:: Excerpt

MAXMATCH Parser Combinator, With/Without Rollback!

hostilefork · August 11, 2021, 9:55pm

All right... hold onto your little blue coffee cups... because I've got something rather awesome working!!!

TL;DR - Show Me the Code

Here is MAXMATCH-D (default "rollback") and MAXMATCH-C (custom "rollback"), implemented for your parsing pleasure!

(Note that this also shows how you can define a COMBINATOR in your own files and call it directly. This lets it step in to fill the feature hole that PARSING-AT had to patch around...

...Also see the nice demonstrations of how BLOCK! grouping can be reorganized freely without bugs or worries. You can use them or don't, and the engine sorts it out!)

How It Works

Quick Refresher: The role of the UPARSE engine is to wire up the parser combinators (you might think of them as the "keywords") that can take parameters of some number of rules. They are used to create parsers which just process the input and return a synthesized result and a remainder.

(For instance: BETWEEN is a combinator which takes in the input and two parsers. But once an instance of BETWEEN is "combinated" it becomes specialized with the right parser instances and becomes a parser itself. When called from the outside it appears as a parser with only the input parameter...as its combinator parameters have been fixed as the appropriate parser functions.)

I spoke about adding a third return result representing whatever "pending material" a combinator has accrued. For the moment let's just say this is a BLOCK! of values of various types. Combinators like COLLECT or GATHER will filter through these blocks and pull out the parts they think are relevant to them. But most combinators just want to aggregate results together and pass them through.

I've called this third result "pending". And what I have done is I notice when you write a COMBINATOR spec block if you explicitly mention the pending: return result or not. If you do not mention it, it is assumed you want the "default aggregating behavior".

So what is the default aggregating behavior? Well, when the UPARSE engine fills in the parser parameters to your combinator, they all start out with their own pending return result. But what the common combinator prelude can do is specialize out that parameter and wire it up as a sequential aggregator.

::::
:: Information given

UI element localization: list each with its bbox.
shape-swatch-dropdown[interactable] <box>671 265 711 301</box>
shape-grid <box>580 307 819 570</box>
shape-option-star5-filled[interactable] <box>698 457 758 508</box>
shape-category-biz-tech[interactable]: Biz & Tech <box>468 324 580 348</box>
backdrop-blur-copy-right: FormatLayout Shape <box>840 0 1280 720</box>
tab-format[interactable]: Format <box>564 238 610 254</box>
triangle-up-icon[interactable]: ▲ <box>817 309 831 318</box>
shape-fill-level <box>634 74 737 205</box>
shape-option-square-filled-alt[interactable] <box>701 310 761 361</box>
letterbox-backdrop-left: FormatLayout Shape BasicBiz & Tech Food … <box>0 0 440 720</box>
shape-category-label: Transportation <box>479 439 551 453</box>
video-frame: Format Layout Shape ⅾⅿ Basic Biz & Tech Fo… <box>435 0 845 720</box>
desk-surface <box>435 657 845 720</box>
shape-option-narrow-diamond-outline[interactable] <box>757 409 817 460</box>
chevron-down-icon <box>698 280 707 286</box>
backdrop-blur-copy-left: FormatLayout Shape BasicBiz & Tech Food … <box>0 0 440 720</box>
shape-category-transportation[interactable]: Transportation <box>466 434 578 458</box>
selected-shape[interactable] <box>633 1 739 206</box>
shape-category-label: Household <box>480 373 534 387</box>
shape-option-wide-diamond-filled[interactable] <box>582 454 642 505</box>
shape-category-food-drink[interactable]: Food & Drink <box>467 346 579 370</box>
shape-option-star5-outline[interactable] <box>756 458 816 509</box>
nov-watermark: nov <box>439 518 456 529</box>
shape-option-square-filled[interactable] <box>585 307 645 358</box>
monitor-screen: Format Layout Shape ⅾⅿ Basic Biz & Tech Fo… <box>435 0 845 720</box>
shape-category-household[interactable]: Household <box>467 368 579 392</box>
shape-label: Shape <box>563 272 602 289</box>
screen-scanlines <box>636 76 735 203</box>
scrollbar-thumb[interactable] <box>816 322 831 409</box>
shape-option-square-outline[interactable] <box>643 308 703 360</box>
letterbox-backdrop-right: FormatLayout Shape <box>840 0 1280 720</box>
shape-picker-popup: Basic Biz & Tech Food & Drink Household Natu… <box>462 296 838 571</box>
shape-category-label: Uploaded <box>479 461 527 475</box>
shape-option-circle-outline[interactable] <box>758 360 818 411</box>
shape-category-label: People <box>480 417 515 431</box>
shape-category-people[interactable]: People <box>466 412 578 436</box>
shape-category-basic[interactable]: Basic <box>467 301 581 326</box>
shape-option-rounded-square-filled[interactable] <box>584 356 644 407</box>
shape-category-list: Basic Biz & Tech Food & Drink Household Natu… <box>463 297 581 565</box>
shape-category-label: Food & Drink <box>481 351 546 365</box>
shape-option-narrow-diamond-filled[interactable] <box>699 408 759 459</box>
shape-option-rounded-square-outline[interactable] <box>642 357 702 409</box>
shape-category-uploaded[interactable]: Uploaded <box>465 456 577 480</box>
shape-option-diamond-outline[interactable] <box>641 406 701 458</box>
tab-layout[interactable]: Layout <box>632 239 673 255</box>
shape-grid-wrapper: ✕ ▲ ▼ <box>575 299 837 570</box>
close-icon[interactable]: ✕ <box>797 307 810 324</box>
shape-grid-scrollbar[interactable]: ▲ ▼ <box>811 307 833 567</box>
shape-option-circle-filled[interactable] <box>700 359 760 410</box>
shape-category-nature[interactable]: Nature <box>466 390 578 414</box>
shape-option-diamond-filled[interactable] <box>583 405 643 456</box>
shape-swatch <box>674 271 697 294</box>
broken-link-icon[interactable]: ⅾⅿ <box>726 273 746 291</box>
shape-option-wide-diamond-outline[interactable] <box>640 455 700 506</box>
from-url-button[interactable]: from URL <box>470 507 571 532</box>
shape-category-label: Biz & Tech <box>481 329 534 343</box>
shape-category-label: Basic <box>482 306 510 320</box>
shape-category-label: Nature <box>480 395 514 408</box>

::::

Task statement |
Could you repeat the MAXMATCH parser combinator post above word for word, from its title to its final sentence?

Response to the task |
MAXMATCH Parser Combinator, With/Without Rollback!

hostilefork · August 11, 2021, 9:55pm

All right... hold onto your little blue coffee cups... because I've got something rather awesome working!!!

TL;DR - Show Me the Code

Here is MAXMATCH-D (default "rollback") and MAXMATCH-C (custom "rollback"), implemented for your parsing pleasure!

(Note that this also shows how you can define a COMBINATOR in your own files and call it directly. This lets it step in to fill the feature hole that PARSING-AT had to patch around...

...Also see the nice demonstrations of how BLOCK! grouping can be reorganized freely without bugs or worries. You can use them or don't, and the engine sorts it out!)

How It Works

Quick Refresher: The role of the UPARSE engine is to wire up the parser combinators (you might think of them as the "keywords") that can take parameters of some number of rules. They are used to create parsers which just process the input and return a synthesized result and a remainder.

(For instance: BETWEEN is a combinator which takes in the input and two parsers. But once an instance of BETWEEN is "combinated" it becomes specialized with the right parser instances and becomes a parser itself. When called from the outside it appears as a parser with only the input parameter...as its combinator parameters have been fixed as the appropriate parser functions.)

I spoke about adding a third return result representing whatever "pending material" a combinator has accrued. For the moment let's just say this is a BLOCK! of values of various types. Combinators like COLLECT or GATHER will filter through these blocks and pull out the parts they think are relevant to them. But most combinators just want to aggregate results together and pass them through.

I've called this third result "pending". And what I have done is I notice when you write a COMBINATOR spec block if you explicitly mention the pending: return result or not. If you do not mention it, it is assumed you want the "default aggregating behavior".

So what is the default aggregating behavior? Well, when the UPARSE engine fills in the parser parameters to your combinator, they all start out with their own pending return result. But what the common combinator prelude can do is specialize out that parameter and wire it up as a sequential aggregator.